Your instructions:
Below are the records; reproduce all of them exactly but without any images.

Data extract:

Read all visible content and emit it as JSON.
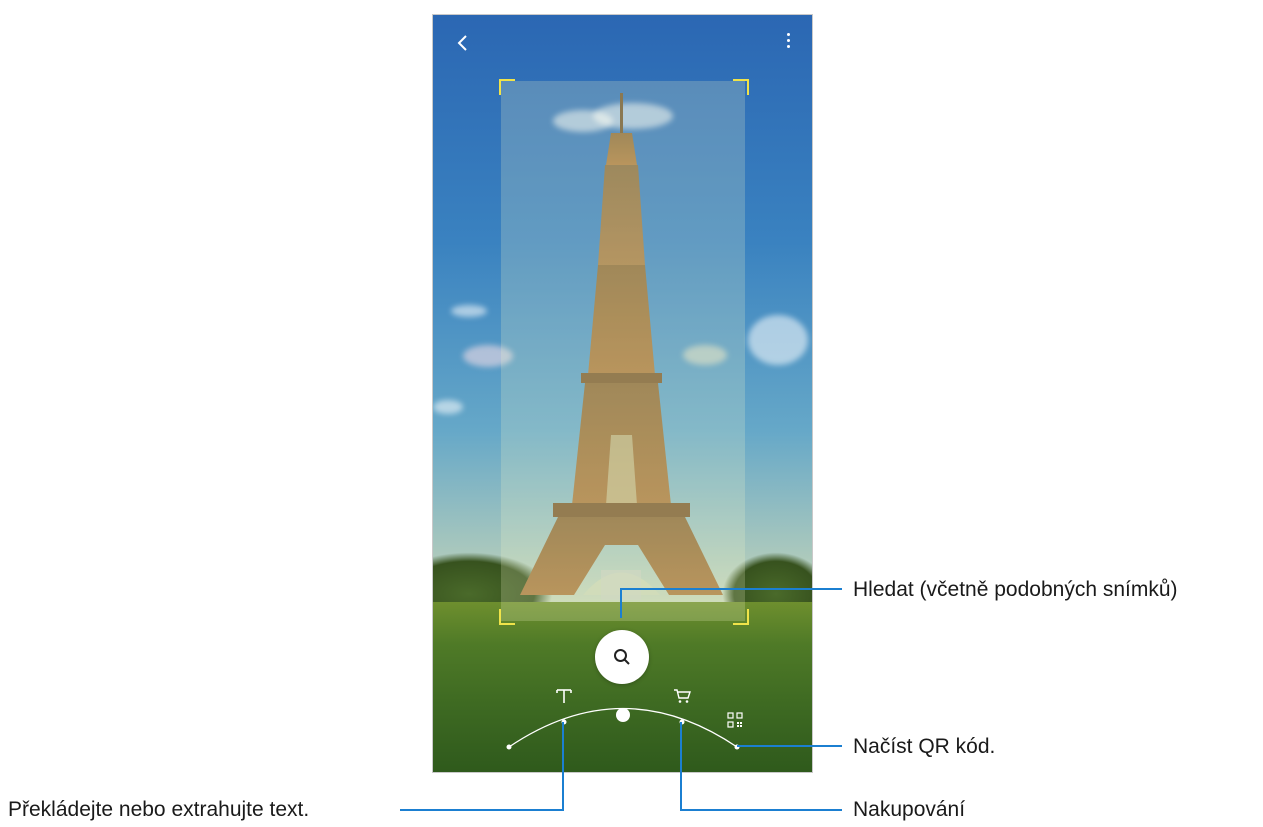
{
  "toolbar": {
    "back_icon": "chevron-left-icon",
    "more_icon": "more-vertical-icon"
  },
  "scanner": {
    "search_icon": "search-icon",
    "modes": [
      {
        "id": "text",
        "icon": "text-T-icon"
      },
      {
        "id": "shopping",
        "icon": "cart-icon"
      },
      {
        "id": "qr",
        "icon": "qr-code-icon"
      }
    ],
    "frame_color": "#f0e34a"
  },
  "callouts": {
    "search": "Hledat (včetně podobných snímků)",
    "qr": "Načíst QR kód.",
    "shopping": "Nakupování",
    "text": "Překládejte nebo extrahujte text."
  },
  "colors": {
    "callout_line": "#1b7fd1"
  }
}
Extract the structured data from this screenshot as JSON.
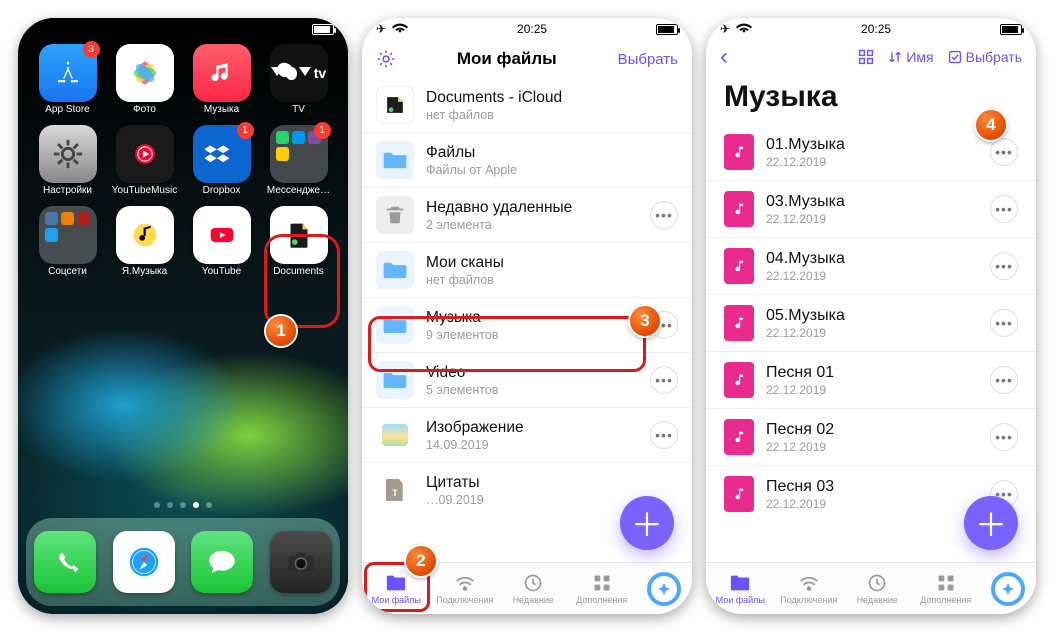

Solution for this exercise:
Read all visible content and emit it as JSON.
{
  "toolbar": {
    "back_icon": "chevron-left-icon",
    "more_icon": "more-vertical-icon"
  },
  "scanner": {
    "search_icon": "search-icon",
    "modes": [
      {
        "id": "text",
        "icon": "text-T-icon"
      },
      {
        "id": "shopping",
        "icon": "cart-icon"
      },
      {
        "id": "qr",
        "icon": "qr-code-icon"
      }
    ],
    "frame_color": "#f0e34a"
  },
  "callouts": {
    "search": "Hledat (včetně podobných snímků)",
    "qr": "Načíst QR kód.",
    "shopping": "Nakupování",
    "text": "Překládejte nebo extrahujte text."
  },
  "colors": {
    "callout_line": "#1b7fd1"
  }
}
Extract the structured data from this screenshot as JSON.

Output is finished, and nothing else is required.